(Task directions): Repeat the data word for word. Do not include the pictures.
begin Records shown
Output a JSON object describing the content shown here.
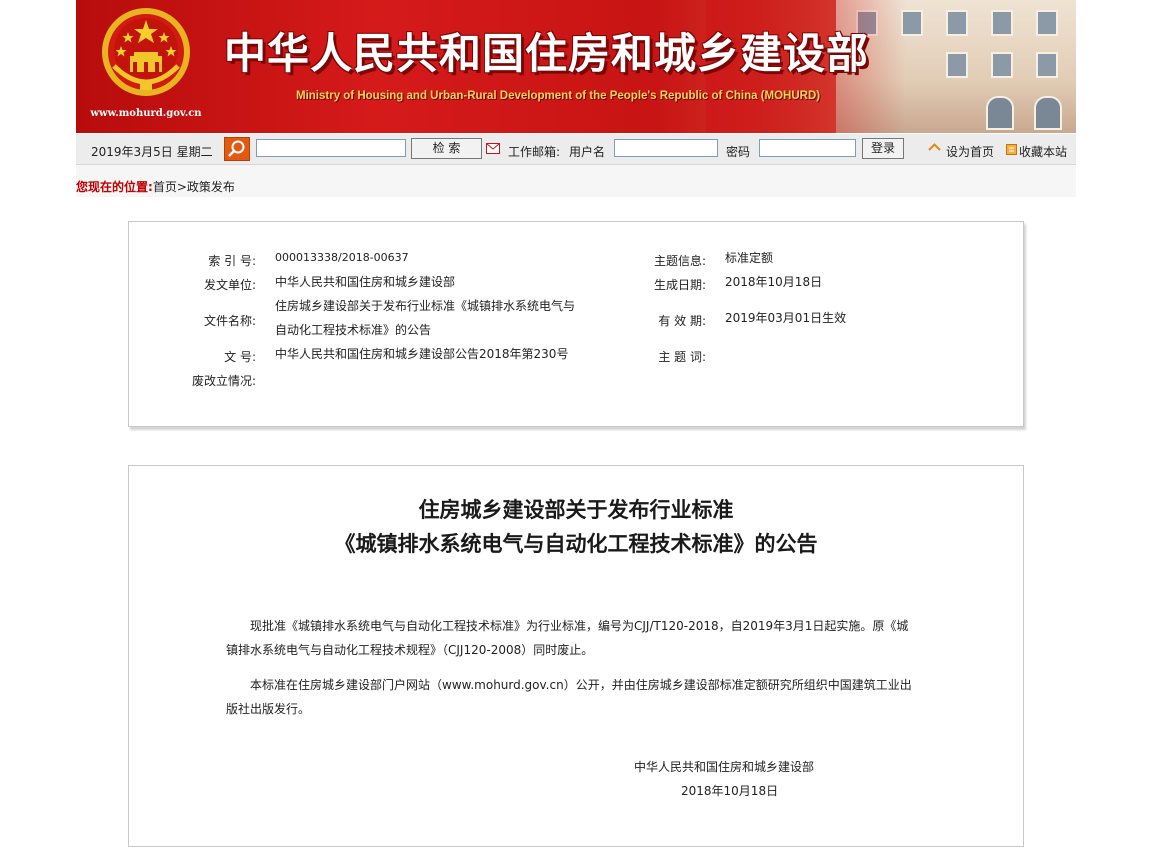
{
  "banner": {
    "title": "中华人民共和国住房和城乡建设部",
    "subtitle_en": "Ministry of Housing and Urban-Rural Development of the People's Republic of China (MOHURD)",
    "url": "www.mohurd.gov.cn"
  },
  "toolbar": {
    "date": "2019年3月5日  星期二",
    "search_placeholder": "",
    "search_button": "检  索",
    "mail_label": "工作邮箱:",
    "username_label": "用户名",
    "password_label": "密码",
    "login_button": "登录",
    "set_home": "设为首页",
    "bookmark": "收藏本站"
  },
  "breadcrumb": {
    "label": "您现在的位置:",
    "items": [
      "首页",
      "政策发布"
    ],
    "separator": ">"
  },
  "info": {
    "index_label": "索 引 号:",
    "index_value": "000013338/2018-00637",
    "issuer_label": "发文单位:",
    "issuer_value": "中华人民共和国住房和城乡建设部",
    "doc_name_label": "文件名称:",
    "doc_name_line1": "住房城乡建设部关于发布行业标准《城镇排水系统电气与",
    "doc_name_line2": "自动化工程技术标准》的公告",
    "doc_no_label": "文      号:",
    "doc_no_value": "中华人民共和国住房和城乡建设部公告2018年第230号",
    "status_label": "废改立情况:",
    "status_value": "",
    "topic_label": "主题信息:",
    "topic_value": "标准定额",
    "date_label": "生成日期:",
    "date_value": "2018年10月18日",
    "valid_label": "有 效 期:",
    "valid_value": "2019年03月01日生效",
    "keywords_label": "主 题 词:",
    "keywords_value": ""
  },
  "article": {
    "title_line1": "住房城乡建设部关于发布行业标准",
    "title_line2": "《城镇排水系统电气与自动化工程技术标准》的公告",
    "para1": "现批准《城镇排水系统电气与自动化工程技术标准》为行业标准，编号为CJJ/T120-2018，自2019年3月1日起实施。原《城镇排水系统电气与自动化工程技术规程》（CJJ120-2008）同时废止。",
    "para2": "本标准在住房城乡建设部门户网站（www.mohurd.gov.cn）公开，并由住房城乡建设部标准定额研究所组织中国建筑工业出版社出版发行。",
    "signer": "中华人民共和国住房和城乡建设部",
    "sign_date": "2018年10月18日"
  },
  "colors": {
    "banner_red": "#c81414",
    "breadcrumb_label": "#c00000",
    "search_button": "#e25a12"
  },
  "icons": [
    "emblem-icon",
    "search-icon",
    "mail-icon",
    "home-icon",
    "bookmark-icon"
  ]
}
end Records shown
(Solution to this exercise):
Output a JSON object describing the content shown here.
{
  "banner": {
    "title": "中华人民共和国住房和城乡建设部",
    "subtitle_en": "Ministry of Housing and Urban-Rural Development of the People's Republic of China (MOHURD)",
    "url": "www.mohurd.gov.cn"
  },
  "toolbar": {
    "date": "2019年3月5日  星期二",
    "search_placeholder": "",
    "search_button": "检  索",
    "mail_label": "工作邮箱:",
    "username_label": "用户名",
    "password_label": "密码",
    "login_button": "登录",
    "set_home": "设为首页",
    "bookmark": "收藏本站"
  },
  "breadcrumb": {
    "label": "您现在的位置:",
    "items": [
      "首页",
      "政策发布"
    ],
    "separator": ">"
  },
  "info": {
    "index_label": "索 引 号:",
    "index_value": "000013338/2018-00637",
    "issuer_label": "发文单位:",
    "issuer_value": "中华人民共和国住房和城乡建设部",
    "doc_name_label": "文件名称:",
    "doc_name_line1": "住房城乡建设部关于发布行业标准《城镇排水系统电气与",
    "doc_name_line2": "自动化工程技术标准》的公告",
    "doc_no_label": "文      号:",
    "doc_no_value": "中华人民共和国住房和城乡建设部公告2018年第230号",
    "status_label": "废改立情况:",
    "status_value": "",
    "topic_label": "主题信息:",
    "topic_value": "标准定额",
    "date_label": "生成日期:",
    "date_value": "2018年10月18日",
    "valid_label": "有 效 期:",
    "valid_value": "2019年03月01日生效",
    "keywords_label": "主 题 词:",
    "keywords_value": ""
  },
  "article": {
    "title_line1": "住房城乡建设部关于发布行业标准",
    "title_line2": "《城镇排水系统电气与自动化工程技术标准》的公告",
    "para1": "现批准《城镇排水系统电气与自动化工程技术标准》为行业标准，编号为CJJ/T120-2018，自2019年3月1日起实施。原《城镇排水系统电气与自动化工程技术规程》（CJJ120-2008）同时废止。",
    "para2": "本标准在住房城乡建设部门户网站（www.mohurd.gov.cn）公开，并由住房城乡建设部标准定额研究所组织中国建筑工业出版社出版发行。",
    "signer": "中华人民共和国住房和城乡建设部",
    "sign_date": "2018年10月18日"
  },
  "colors": {
    "banner_red": "#c81414",
    "breadcrumb_label": "#c00000",
    "search_button": "#e25a12"
  },
  "icons": [
    "emblem-icon",
    "search-icon",
    "mail-icon",
    "home-icon",
    "bookmark-icon"
  ]
}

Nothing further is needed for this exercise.